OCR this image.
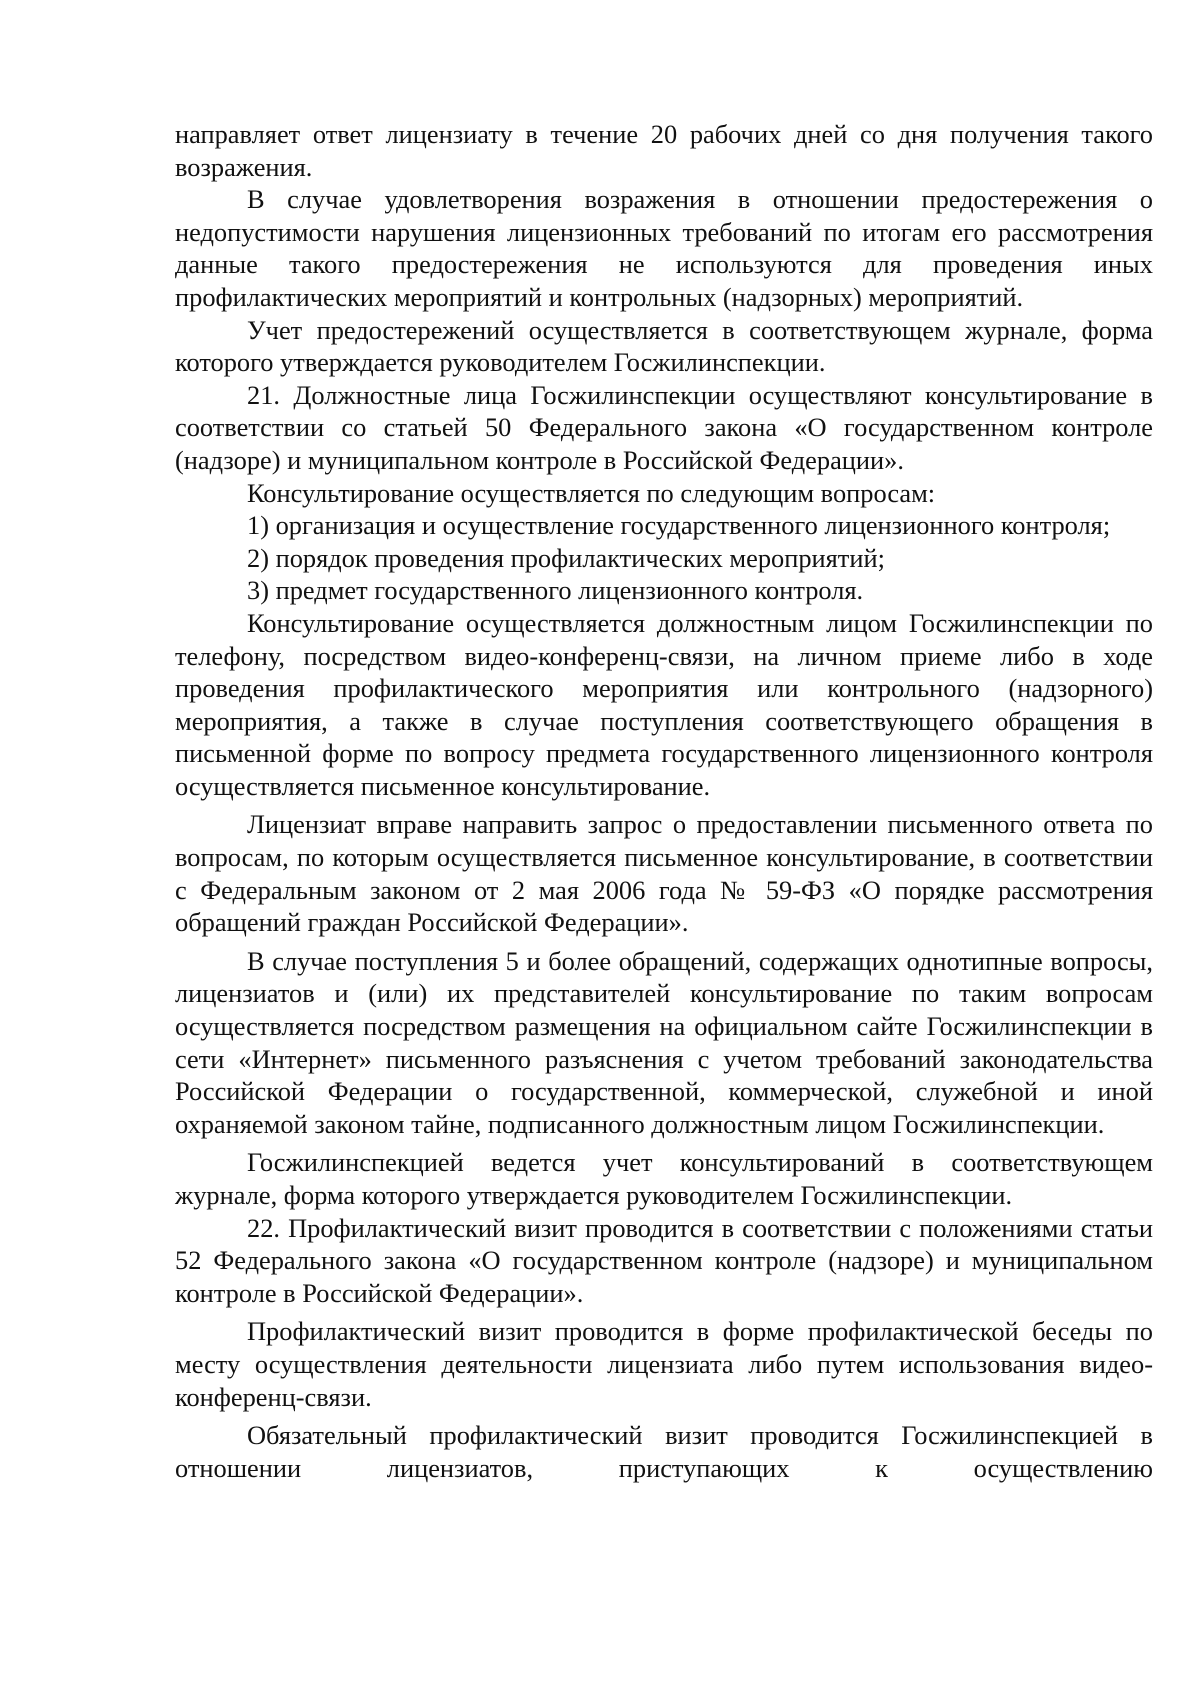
направляет ответ лицензиату в течение 20 рабочих дней со дня получения такого возражения.

В случае удовлетворения возражения в отношении предостережения о недопустимости нарушения лицензионных требований по итогам его рассмотрения данные такого предостережения не используются для проведения иных профилактических мероприятий и контрольных (надзорных) мероприятий.

Учет предостережений осуществляется в соответствующем журнале, форма которого утверждается руководителем Госжилинспекции.

21. Должностные лица Госжилинспекции осуществляют консультирование в соответствии со статьей 50 Федерального закона «О государственном контроле (надзоре) и муниципальном контроле в Российской Федерации».

Консультирование осуществляется по следующим вопросам:

1) организация и осуществление государственного лицензионного контроля;

2) порядок проведения профилактических мероприятий;

3) предмет государственного лицензионного контроля.

Консультирование осуществляется должностным лицом Госжилинспекции по телефону, посредством видео-конференц-связи, на личном приеме либо в ходе проведения профилактического мероприятия или контрольного (надзорного) мероприятия, а также в случае поступления соответствующего обращения в письменной форме по вопросу предмета государственного лицензионного контроля осуществляется письменное консультирование.

Лицензиат вправе направить запрос о предоставлении письменного ответа по вопросам, по которым осуществляется письменное консультирование, в соответствии с Федеральным законом от 2 мая 2006 года № 59-ФЗ «О порядке рассмотрения обращений граждан Российской Федерации».

В случае поступления 5 и более обращений, содержащих однотипные вопросы, лицензиатов и (или) их представителей консультирование по таким вопросам осуществляется посредством размещения на официальном сайте Госжилинспекции в сети «Интернет» письменного разъяснения с учетом требований законодательства Российской Федерации о государственной, коммерческой, служебной и иной охраняемой законом тайне, подписанного должностным лицом Госжилинспекции.

Госжилинспекцией ведется учет консультирований в соответствующем журнале, форма которого утверждается руководителем Госжилинспекции.

22. Профилактический визит проводится в соответствии с положениями статьи 52 Федерального закона «О государственном контроле (надзоре) и муниципальном контроле в Российской Федерации».

Профилактический визит проводится в форме профилактической беседы по месту осуществления деятельности лицензиата либо путем использования видео-конференц-связи.

Обязательный профилактический визит проводится Госжилинспекцией в отношении лицензиатов, приступающих к осуществлению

Task requirements ▸
Omit every picture, then repeat the remaining data exactly as it appears above.

The solution ▸
OCR this image.
направляет ответ лицензиату в течение 20 рабочих дней со дня получения такого возражения.

В случае удовлетворения возражения в отношении предостережения о недопустимости нарушения лицензионных требований по итогам его рассмотрения данные такого предостережения не используются для проведения иных профилактических мероприятий и контрольных (надзорных) мероприятий.

Учет предостережений осуществляется в соответствующем журнале, форма которого утверждается руководителем Госжилинспекции.

21. Должностные лица Госжилинспекции осуществляют консультирование в соответствии со статьей 50 Федерального закона «О государственном контроле (надзоре) и муниципальном контроле в Российской Федерации».

Консультирование осуществляется по следующим вопросам:

1) организация и осуществление государственного лицензионного контроля;

2) порядок проведения профилактических мероприятий;

3) предмет государственного лицензионного контроля.

Консультирование осуществляется должностным лицом Госжилинспекции по телефону, посредством видео-конференц-связи, на личном приеме либо в ходе проведения профилактического мероприятия или контрольного (надзорного) мероприятия, а также в случае поступления соответствующего обращения в письменной форме по вопросу предмета государственного лицензионного контроля осуществляется письменное консультирование.

Лицензиат вправе направить запрос о предоставлении письменного ответа по вопросам, по которым осуществляется письменное консультирование, в соответствии с Федеральным законом от 2 мая 2006 года № 59-ФЗ «О порядке рассмотрения обращений граждан Российской Федерации».

В случае поступления 5 и более обращений, содержащих однотипные вопросы, лицензиатов и (или) их представителей консультирование по таким вопросам осуществляется посредством размещения на официальном сайте Госжилинспекции в сети «Интернет» письменного разъяснения с учетом требований законодательства Российской Федерации о государственной, коммерческой, служебной и иной охраняемой законом тайне, подписанного должностным лицом Госжилинспекции.

Госжилинспекцией ведется учет консультирований в соответствующем журнале, форма которого утверждается руководителем Госжилинспекции.

22. Профилактический визит проводится в соответствии с положениями статьи 52 Федерального закона «О государственном контроле (надзоре) и муниципальном контроле в Российской Федерации».

Профилактический визит проводится в форме профилактической беседы по месту осуществления деятельности лицензиата либо путем использования видео-конференц-связи.

Обязательный профилактический визит проводится Госжилинспекцией в отношении лицензиатов, приступающих к осуществлению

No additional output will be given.